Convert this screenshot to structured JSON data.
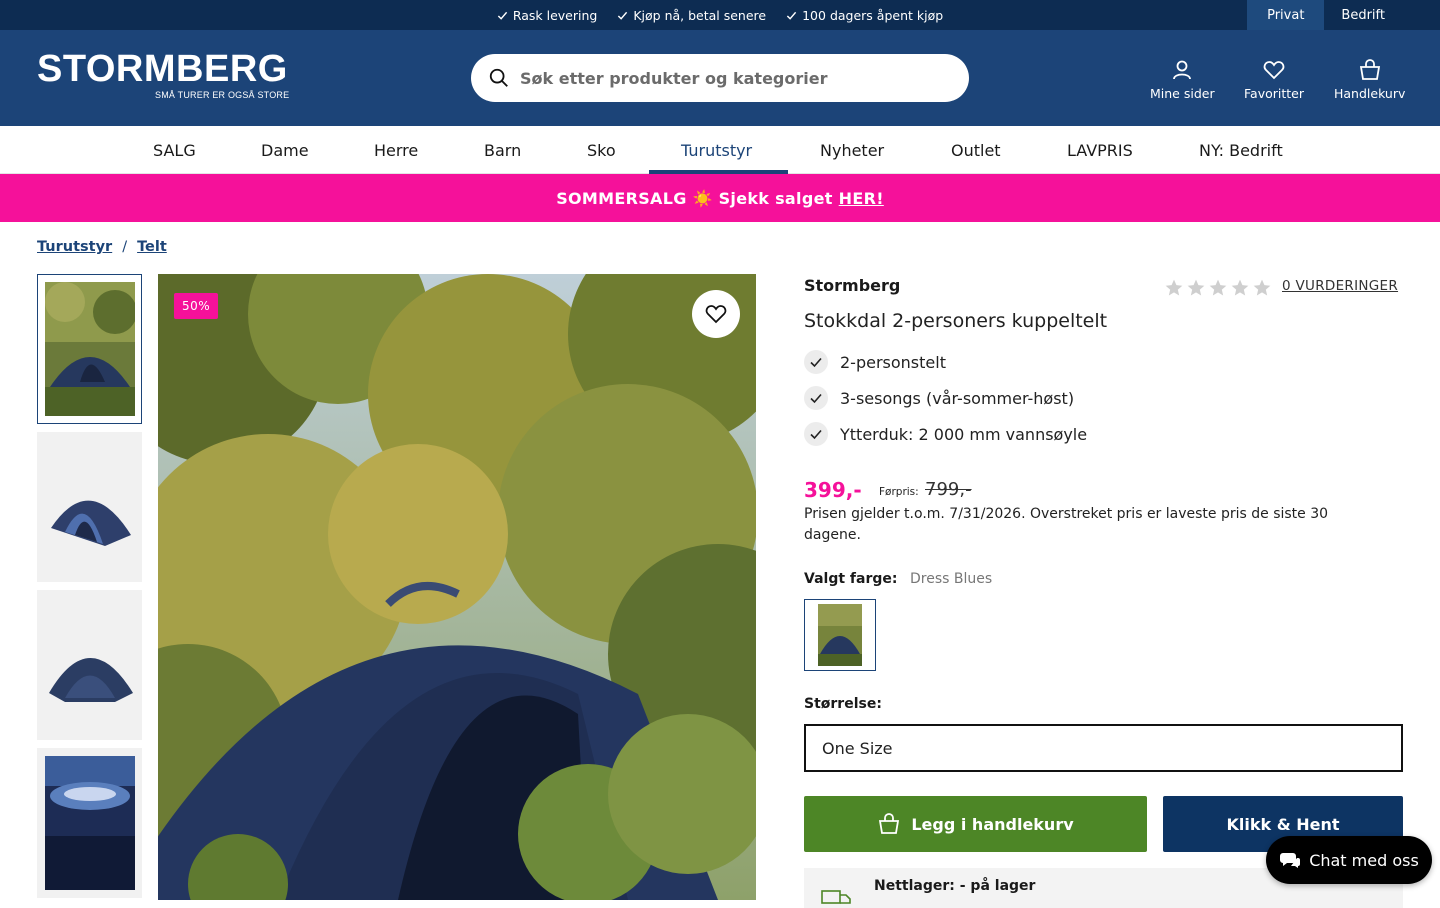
{
  "topbar": {
    "usps": [
      "Rask levering",
      "Kjøp nå, betal senere",
      "100 dagers åpent kjøp"
    ],
    "segments": [
      "Privat",
      "Bedrift"
    ]
  },
  "header": {
    "logo_text": "STORMBERG",
    "logo_tagline": "SMÅ TURER ER OGSÅ STORE",
    "search_placeholder": "Søk etter produkter og kategorier",
    "icons": {
      "account": "Mine sider",
      "favorites": "Favoritter",
      "cart": "Handlekurv"
    }
  },
  "nav": {
    "items": [
      "SALG",
      "Dame",
      "Herre",
      "Barn",
      "Sko",
      "Turutstyr",
      "Nyheter",
      "Outlet",
      "LAVPRIS",
      "NY: Bedrift"
    ],
    "active": "Turutstyr"
  },
  "promo": {
    "text": "SOMMERSALG ☀️ Sjekk salget",
    "link": "HER! "
  },
  "breadcrumb": [
    "Turutstyr",
    "Telt"
  ],
  "product": {
    "discount_badge": "50%",
    "brand": "Stormberg",
    "rating_count_label": "0 VURDERINGER",
    "rating": 0,
    "title": "Stokkdal 2-personers kuppeltelt",
    "features": [
      "2-personstelt",
      "3-sesongs (vår-sommer-høst)",
      "Ytterduk: 2 000 mm vannsøyle"
    ],
    "price": "399,-",
    "before_label": "Førpris:",
    "before_price": "799,-",
    "price_note": "Prisen gjelder t.o.m. 7/31/2026. Overstreket pris er laveste pris de siste 30 dagene.",
    "color_label": "Valgt farge:",
    "color_value": "Dress Blues",
    "size_label": "Størrelse:",
    "size_value": "One Size",
    "add_to_cart": "Legg i handlekurv",
    "click_collect": "Klikk & Hent",
    "stock": "Nettlager: - på lager"
  },
  "chat": {
    "label": "Chat med oss"
  },
  "colors": {
    "navy": "#1c4478",
    "dark_navy": "#0d2c52",
    "pink": "#f5119a",
    "green": "#4d8626"
  }
}
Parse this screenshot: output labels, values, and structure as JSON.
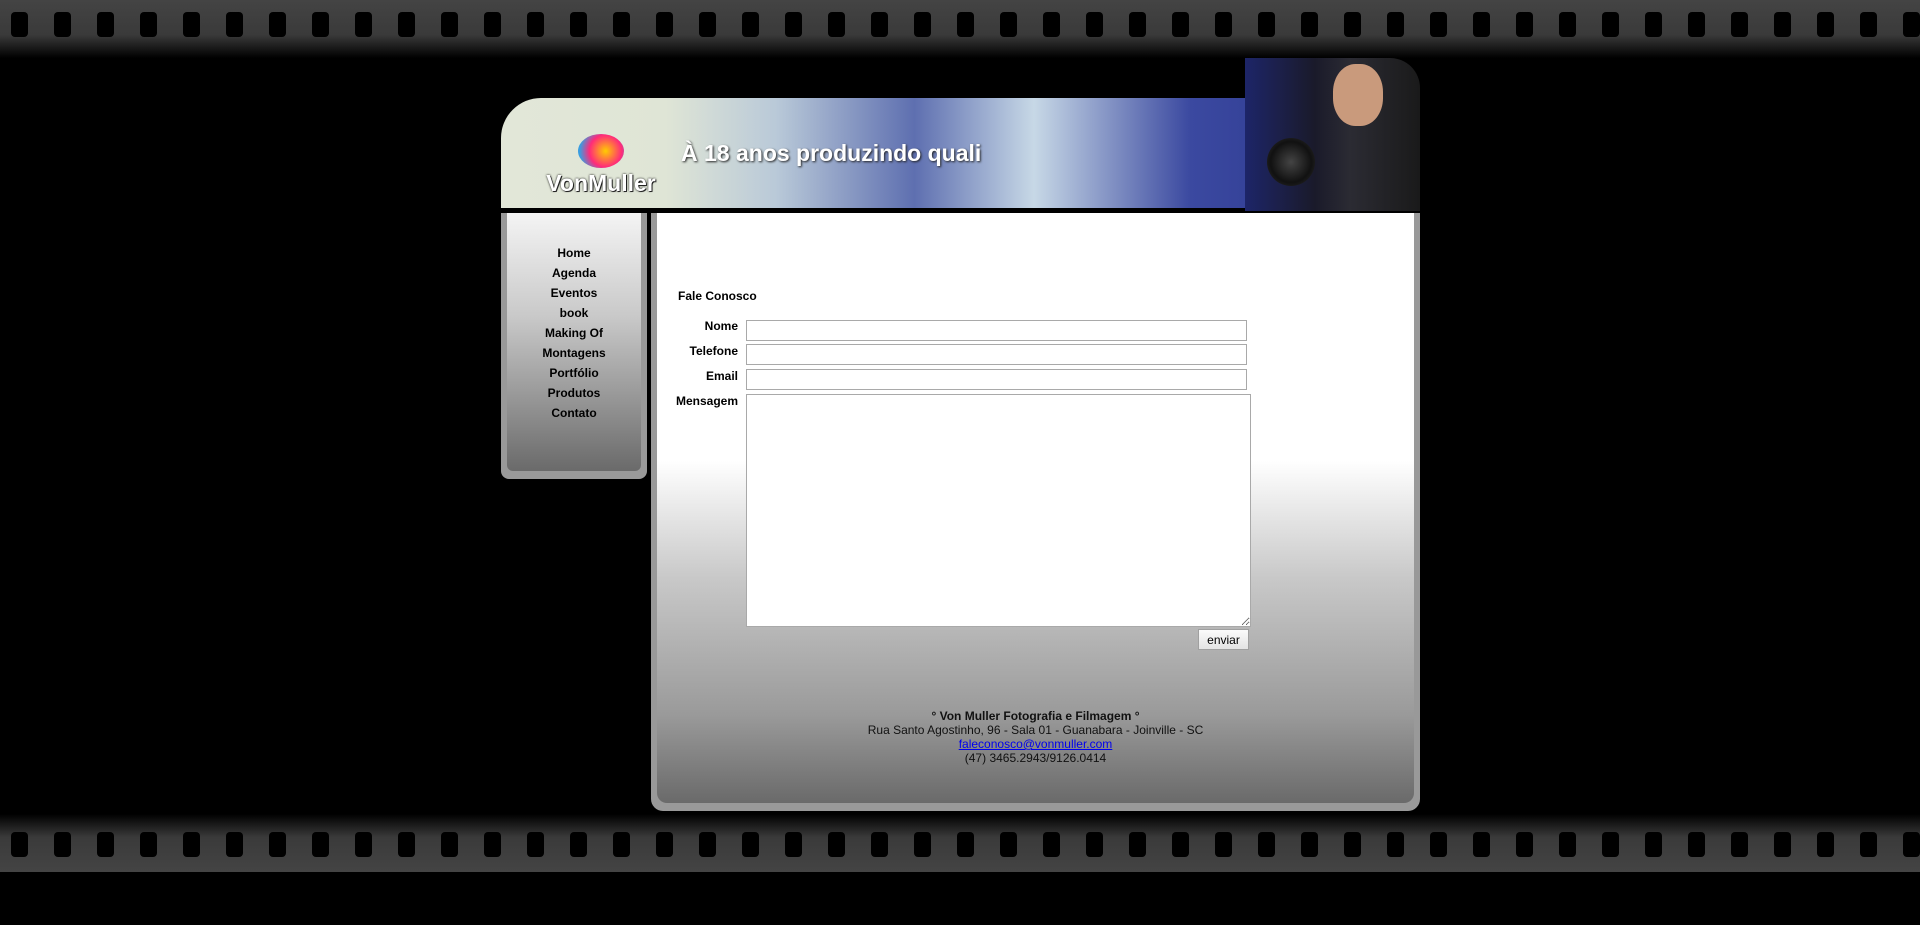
{
  "header": {
    "logo_text": "VonMuller",
    "slogan": "À 18 anos produzindo quali"
  },
  "nav": {
    "items": [
      {
        "label": "Home"
      },
      {
        "label": "Agenda"
      },
      {
        "label": "Eventos"
      },
      {
        "label": "book"
      },
      {
        "label": "Making Of"
      },
      {
        "label": "Montagens"
      },
      {
        "label": "Portfólio"
      },
      {
        "label": "Produtos"
      },
      {
        "label": "Contato"
      }
    ]
  },
  "form": {
    "title": "Fale Conosco",
    "fields": {
      "nome": {
        "label": "Nome",
        "value": ""
      },
      "telefone": {
        "label": "Telefone",
        "value": ""
      },
      "email": {
        "label": "Email",
        "value": ""
      },
      "mensagem": {
        "label": "Mensagem",
        "value": ""
      }
    },
    "submit_label": "enviar"
  },
  "footer": {
    "company": "° Von Muller Fotografia e Filmagem °",
    "address": "Rua Santo Agostinho, 96 - Sala 01 - Guanabara - Joinville - SC",
    "email": "faleconosco@vonmuller.com",
    "phone": "(47) 3465.2943/9126.0414"
  },
  "colors": {
    "link": "#0000ee",
    "background": "#000000"
  }
}
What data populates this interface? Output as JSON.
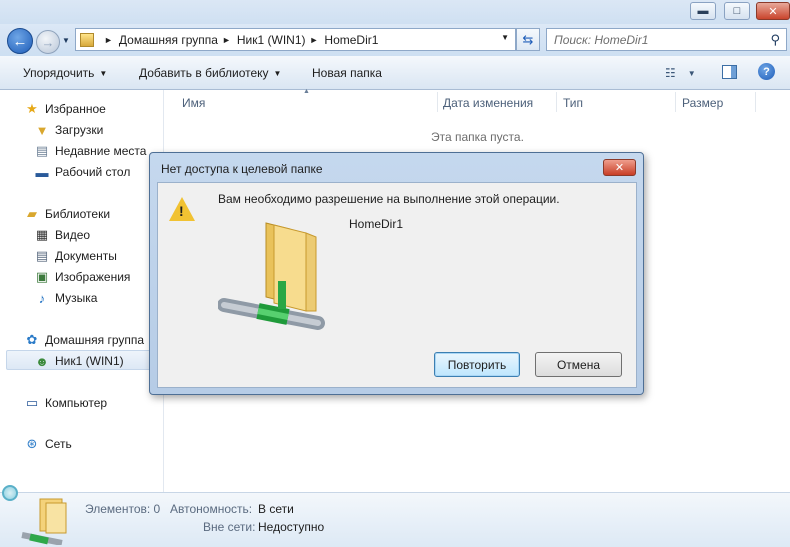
{
  "window": {
    "min_glyph": "▬",
    "max_glyph": "□",
    "close_glyph": "✕"
  },
  "address": {
    "crumbs": [
      "Домашняя группа",
      "Ник1 (WIN1)",
      "HomeDir1"
    ]
  },
  "search": {
    "placeholder": "Поиск: HomeDir1"
  },
  "toolbar": {
    "organize": "Упорядочить",
    "add_to_library": "Добавить в библиотеку",
    "new_folder": "Новая папка"
  },
  "nav": {
    "favorites": "Избранное",
    "downloads": "Загрузки",
    "recent": "Недавние места",
    "desktop": "Рабочий стол",
    "libraries": "Библиотеки",
    "video": "Видео",
    "documents": "Документы",
    "images": "Изображения",
    "music": "Музыка",
    "homegroup": "Домашняя группа",
    "user": "Ник1 (WIN1)",
    "computer": "Компьютер",
    "network": "Сеть"
  },
  "columns": {
    "name": "Имя",
    "date": "Дата изменения",
    "type": "Тип",
    "size": "Размер"
  },
  "empty_message": "Эта папка пуста.",
  "dialog": {
    "title": "Нет доступа к целевой папке",
    "message": "Вам необходимо разрешение на выполнение этой операции.",
    "folder_name": "HomeDir1",
    "retry": "Повторить",
    "cancel": "Отмена"
  },
  "details": {
    "items_label": "Элементов: 0",
    "offline_label": "Автономность:",
    "offline_value": "В сети",
    "network_label": "Вне сети:",
    "network_value": "Недоступно"
  }
}
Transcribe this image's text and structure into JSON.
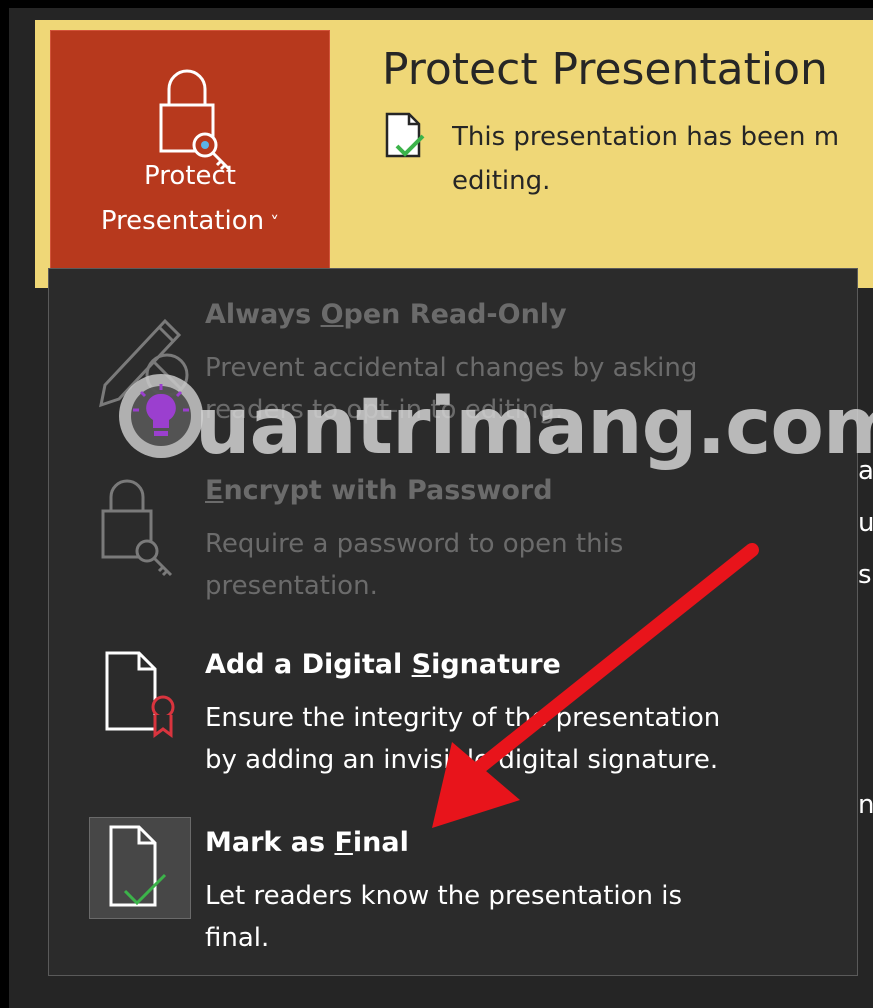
{
  "banner": {
    "button": {
      "line1": "Protect",
      "line2": "Presentation",
      "chevron": "˅",
      "icon": "lock-key-icon"
    },
    "title": "Protect Presentation",
    "desc_line1": "This presentation has been m",
    "desc_line2": "editing.",
    "icon": "final-document-icon"
  },
  "menu": {
    "items": [
      {
        "title_pre": "Always ",
        "title_ul": "O",
        "title_post": "pen Read-Only",
        "desc1": "Prevent accidental changes by asking",
        "desc2": "readers to opt-in to editing.",
        "enabled": false,
        "icon": "pencil-prohibit-icon"
      },
      {
        "title_pre": "",
        "title_ul": "E",
        "title_post": "ncrypt with Password",
        "desc1": "Require a password to open this",
        "desc2": "presentation.",
        "enabled": false,
        "icon": "lock-key-icon"
      },
      {
        "title_pre": "Add a Digital ",
        "title_ul": "S",
        "title_post": "ignature",
        "desc1": "Ensure the integrity of the presentation",
        "desc2": "by adding an invisible digital signature.",
        "enabled": true,
        "icon": "signature-document-icon"
      },
      {
        "title_pre": "Mark as ",
        "title_ul": "F",
        "title_post": "inal",
        "desc1": "Let readers know the presentation is",
        "desc2": "final.",
        "enabled": true,
        "icon": "final-document-icon"
      }
    ]
  },
  "side_fragments": [
    "a",
    "u",
    "s",
    "n"
  ],
  "watermark": {
    "text": "uantrimang.com",
    "icon": "lightbulb-logo-icon"
  },
  "colors": {
    "banner": "#efd777",
    "button": "#b7391d",
    "menu": "#2b2b2b",
    "arrow": "#e8141b",
    "check": "#3cb34a"
  }
}
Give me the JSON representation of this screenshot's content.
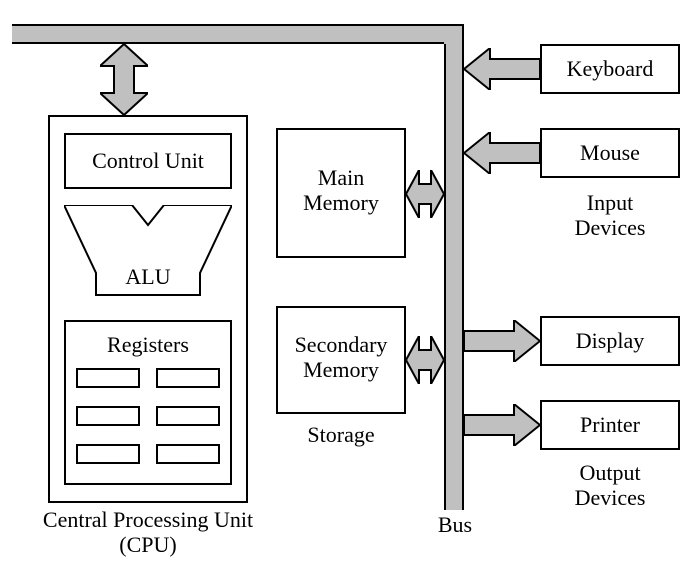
{
  "cpu": {
    "caption": "Central Processing Unit\n(CPU)",
    "control_unit": "Control Unit",
    "alu": "ALU",
    "registers": "Registers"
  },
  "storage": {
    "main_memory": "Main\nMemory",
    "secondary_memory": "Secondary\nMemory",
    "caption": "Storage"
  },
  "bus": {
    "caption": "Bus"
  },
  "input_devices": {
    "keyboard": "Keyboard",
    "mouse": "Mouse",
    "caption": "Input\nDevices"
  },
  "output_devices": {
    "display": "Display",
    "printer": "Printer",
    "caption": "Output\nDevices"
  }
}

┄┄┄┄┄┄

Reproduce each line of the material containing the word "data".

• _Written answer_
Convert this screenshot to structured JSON data.
What data populates this interface? Output as JSON.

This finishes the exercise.